Stated task: Pull each line containing "this" out of the data and copy it.
"""
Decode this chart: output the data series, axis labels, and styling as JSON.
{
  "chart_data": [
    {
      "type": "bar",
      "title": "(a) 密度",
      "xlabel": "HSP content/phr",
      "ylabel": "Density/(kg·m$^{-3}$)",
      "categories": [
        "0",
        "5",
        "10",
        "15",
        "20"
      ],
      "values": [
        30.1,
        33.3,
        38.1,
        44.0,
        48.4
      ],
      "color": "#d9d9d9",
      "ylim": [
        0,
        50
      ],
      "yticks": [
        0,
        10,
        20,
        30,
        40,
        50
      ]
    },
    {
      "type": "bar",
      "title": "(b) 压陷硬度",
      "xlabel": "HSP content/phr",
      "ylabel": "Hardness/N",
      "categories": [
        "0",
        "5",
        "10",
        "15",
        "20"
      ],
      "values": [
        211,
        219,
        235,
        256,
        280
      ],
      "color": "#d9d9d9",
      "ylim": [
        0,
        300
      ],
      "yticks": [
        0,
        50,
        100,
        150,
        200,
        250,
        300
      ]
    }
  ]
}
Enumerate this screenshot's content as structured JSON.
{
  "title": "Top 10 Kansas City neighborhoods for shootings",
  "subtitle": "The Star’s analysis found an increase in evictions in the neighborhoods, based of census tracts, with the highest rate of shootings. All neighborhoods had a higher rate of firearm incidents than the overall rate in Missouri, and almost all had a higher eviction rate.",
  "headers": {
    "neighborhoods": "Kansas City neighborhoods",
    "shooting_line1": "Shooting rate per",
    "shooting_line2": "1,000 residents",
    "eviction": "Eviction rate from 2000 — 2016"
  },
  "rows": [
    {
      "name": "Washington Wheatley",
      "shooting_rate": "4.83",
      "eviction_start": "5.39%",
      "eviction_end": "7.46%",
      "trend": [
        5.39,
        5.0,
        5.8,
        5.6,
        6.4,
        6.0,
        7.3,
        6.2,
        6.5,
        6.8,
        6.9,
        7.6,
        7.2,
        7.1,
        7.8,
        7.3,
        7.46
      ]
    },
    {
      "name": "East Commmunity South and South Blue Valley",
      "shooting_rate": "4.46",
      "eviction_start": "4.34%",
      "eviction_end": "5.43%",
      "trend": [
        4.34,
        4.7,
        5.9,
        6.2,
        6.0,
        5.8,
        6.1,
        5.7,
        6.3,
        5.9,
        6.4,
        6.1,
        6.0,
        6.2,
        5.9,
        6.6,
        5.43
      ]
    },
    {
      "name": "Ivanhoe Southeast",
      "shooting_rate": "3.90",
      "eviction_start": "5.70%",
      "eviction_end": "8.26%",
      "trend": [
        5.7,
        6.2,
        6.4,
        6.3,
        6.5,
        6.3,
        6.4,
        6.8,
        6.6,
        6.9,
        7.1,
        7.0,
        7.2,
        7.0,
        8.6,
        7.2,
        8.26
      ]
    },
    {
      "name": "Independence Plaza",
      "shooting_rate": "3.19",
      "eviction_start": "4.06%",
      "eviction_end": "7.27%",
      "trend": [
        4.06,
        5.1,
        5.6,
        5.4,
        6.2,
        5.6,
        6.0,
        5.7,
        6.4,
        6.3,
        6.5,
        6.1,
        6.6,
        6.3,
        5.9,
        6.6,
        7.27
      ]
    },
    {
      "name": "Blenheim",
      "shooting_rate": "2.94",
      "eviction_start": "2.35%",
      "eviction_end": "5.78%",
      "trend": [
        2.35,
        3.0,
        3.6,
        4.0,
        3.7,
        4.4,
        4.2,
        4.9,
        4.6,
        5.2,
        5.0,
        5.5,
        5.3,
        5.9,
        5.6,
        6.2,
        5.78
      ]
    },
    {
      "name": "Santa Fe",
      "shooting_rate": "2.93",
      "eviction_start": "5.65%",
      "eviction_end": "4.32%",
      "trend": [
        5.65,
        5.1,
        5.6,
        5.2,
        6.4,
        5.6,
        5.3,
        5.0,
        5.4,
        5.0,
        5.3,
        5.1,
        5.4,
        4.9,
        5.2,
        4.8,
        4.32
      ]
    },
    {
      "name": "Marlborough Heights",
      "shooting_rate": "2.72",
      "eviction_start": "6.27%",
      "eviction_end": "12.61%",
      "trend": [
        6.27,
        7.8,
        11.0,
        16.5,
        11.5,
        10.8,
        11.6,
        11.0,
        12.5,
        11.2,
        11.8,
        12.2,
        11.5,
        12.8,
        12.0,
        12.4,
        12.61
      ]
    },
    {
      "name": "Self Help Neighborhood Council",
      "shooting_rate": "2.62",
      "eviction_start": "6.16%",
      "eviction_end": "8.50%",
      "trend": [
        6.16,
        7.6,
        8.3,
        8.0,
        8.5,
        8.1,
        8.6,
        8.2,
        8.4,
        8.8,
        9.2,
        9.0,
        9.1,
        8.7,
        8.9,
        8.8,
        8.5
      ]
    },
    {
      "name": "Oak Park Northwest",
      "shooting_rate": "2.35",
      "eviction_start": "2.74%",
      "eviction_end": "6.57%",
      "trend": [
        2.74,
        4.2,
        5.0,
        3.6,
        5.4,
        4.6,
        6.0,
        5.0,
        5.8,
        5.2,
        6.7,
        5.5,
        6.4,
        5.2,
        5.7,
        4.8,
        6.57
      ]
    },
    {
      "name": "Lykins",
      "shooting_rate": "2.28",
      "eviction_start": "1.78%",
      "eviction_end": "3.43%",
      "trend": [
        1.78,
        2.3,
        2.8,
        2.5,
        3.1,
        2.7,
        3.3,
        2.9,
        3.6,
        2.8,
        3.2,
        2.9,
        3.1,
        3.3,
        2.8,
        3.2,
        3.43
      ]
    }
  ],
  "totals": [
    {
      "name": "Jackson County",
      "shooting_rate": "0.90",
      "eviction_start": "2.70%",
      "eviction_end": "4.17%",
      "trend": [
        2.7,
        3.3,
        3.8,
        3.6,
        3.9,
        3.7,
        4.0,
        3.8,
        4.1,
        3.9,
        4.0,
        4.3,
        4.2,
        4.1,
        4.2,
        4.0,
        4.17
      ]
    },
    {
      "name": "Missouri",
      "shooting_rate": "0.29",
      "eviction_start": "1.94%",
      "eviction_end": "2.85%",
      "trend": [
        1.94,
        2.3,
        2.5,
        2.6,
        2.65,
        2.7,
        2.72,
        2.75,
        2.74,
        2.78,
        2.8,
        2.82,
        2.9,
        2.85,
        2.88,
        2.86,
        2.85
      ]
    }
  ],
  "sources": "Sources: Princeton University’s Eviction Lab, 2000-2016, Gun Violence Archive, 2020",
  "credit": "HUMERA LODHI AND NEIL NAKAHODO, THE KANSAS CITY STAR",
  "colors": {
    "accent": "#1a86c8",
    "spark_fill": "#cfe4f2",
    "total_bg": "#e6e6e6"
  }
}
"""
Problem solution:
Decode this chart: output the data series, axis labels, and styling as JSON.
Enumerate this screenshot's content as structured JSON.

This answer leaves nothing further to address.